— BEGIN Material for this task —
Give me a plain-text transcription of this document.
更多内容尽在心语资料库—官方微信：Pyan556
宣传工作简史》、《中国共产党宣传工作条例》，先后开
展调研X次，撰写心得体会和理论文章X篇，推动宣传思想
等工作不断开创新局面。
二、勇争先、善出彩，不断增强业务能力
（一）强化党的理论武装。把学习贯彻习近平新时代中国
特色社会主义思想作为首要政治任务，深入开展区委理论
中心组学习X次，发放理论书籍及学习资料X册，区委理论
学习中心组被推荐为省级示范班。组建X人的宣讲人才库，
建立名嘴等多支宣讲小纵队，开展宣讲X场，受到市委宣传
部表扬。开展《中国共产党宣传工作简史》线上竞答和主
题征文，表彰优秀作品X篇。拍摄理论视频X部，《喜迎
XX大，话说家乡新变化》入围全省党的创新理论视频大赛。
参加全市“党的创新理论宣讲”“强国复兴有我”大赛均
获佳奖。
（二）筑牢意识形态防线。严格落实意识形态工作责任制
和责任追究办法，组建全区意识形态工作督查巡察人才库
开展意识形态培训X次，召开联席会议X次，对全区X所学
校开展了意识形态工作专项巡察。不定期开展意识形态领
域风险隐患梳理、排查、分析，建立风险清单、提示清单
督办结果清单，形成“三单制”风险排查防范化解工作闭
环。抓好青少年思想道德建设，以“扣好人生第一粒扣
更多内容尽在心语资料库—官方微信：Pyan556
— END Material for this task —
— BEGIN Material for this task —
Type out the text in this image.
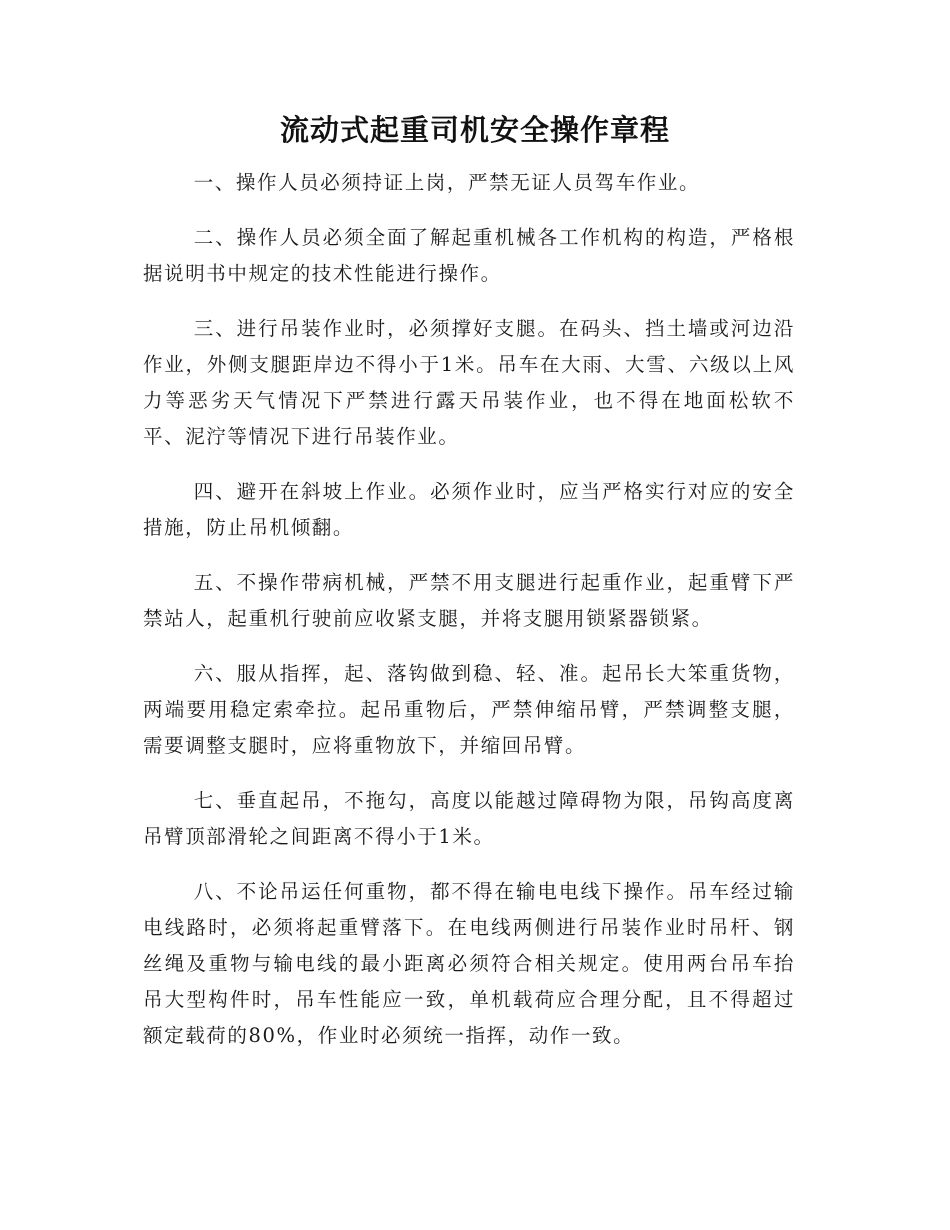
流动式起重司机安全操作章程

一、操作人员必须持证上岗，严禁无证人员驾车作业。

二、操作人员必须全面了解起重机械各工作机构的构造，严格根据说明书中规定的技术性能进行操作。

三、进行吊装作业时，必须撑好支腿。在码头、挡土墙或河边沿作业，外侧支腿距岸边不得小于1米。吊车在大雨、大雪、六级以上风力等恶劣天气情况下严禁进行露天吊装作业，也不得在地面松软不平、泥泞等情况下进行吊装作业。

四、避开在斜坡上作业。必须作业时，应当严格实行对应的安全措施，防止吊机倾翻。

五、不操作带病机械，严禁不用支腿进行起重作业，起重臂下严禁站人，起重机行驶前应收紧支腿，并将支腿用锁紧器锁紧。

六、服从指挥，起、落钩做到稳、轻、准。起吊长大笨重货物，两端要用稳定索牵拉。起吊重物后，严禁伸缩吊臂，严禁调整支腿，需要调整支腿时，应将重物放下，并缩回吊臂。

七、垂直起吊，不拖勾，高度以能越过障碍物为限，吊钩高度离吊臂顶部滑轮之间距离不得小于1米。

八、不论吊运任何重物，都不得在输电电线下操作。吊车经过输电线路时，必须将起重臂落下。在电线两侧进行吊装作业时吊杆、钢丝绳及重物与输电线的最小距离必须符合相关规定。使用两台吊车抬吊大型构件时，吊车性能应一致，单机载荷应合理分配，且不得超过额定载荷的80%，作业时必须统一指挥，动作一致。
— END Material for this task —
** Task objective **
From the entries above, copy each line holding "text".

** Response to this task **
Give me a plain-text transcription of this document.
Type out the text in this image.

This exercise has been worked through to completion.